_Document text_
*-*-*
All the applet saver in NetLogo does is fill in a few things in an HTML template: the name of the model, the size (see my answer to your other question for details on that), and the name of any extra JARs if the model uses any extensions that use additional JARs. You could look at the code for the official applet saver at https://github.com/NetLogo/NetLogo/blob/5.0.x/src/main/org/nlogo/app/AppletSaver.scala , and either do something similar yourself, or actually invoke it yourself from Java (or your favorite JVM language). The unit tests for AppletSaver show some examples of how the code can be invoked outside of the NetLogo GUI: https://github.com/NetLogo/NetLogo/blob/5.0.x/src/test/org/nlogo/app/AppletSaverTests.scala

As an existence proof that rolling your own fully-automated version of this is possible, we did it once ourselves on the NetLogo site for serving applets of the Models Library models, and Reuven Lerner did it himself for the applets on the NetLogo Modeling Commons at http://modelingcommons.org/ .
*-*-*
_Given data_
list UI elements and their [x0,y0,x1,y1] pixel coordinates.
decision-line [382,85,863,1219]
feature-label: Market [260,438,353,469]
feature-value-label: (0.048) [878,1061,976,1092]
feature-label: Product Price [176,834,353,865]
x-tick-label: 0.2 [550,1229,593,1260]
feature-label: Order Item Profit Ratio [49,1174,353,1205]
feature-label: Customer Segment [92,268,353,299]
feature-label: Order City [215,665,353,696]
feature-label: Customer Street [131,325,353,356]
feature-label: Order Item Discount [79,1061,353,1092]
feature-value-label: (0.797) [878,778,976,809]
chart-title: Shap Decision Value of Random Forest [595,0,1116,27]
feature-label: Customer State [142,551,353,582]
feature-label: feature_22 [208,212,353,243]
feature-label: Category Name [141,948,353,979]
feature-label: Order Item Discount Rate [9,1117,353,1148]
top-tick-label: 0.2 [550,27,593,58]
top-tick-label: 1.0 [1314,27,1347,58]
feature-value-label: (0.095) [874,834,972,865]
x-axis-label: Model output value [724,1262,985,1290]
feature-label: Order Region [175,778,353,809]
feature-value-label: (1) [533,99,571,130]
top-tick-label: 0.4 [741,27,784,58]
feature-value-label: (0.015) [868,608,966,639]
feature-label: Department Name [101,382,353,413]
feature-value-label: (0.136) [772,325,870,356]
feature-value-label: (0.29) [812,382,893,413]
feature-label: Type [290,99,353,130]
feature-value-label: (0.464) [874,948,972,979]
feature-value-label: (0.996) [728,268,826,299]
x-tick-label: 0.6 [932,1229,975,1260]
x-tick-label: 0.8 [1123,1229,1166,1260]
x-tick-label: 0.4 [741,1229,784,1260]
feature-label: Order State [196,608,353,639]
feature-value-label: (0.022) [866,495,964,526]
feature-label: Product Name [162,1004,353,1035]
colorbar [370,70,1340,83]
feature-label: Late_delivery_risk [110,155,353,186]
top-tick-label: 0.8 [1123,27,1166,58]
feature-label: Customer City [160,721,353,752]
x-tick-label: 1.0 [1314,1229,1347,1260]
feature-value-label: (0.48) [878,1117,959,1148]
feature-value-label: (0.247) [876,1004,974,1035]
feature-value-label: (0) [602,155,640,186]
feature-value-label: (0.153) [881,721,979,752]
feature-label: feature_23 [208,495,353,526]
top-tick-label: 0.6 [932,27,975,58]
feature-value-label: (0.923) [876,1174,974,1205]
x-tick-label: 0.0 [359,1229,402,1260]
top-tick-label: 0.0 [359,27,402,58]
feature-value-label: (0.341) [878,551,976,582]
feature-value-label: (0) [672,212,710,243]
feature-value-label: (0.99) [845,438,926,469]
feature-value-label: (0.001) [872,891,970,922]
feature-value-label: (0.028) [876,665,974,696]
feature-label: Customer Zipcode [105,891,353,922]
*-*-*
_Task details_
Pick up the text about NetLogo's applet saver after its last sentence and continue it.

_Output of the task_
Non-applet based options

We are working very hard on a JavaScript-and-HTML5 based replacement for the NetLogo applet. It's code-named Tortoise. But it isn't really ready yet (as of April 2014). For further details on this, see https://github.com/NetLogo/NetLogo/wiki/Applets and https://github.com/NetLogo/NetLogo/wiki/Tortoise

I wouldn't recommend sinking too much effort into applets since (as described at the Applets link) they are essentially dead technology. What little life is arguably still left in them is ebbing rapidly.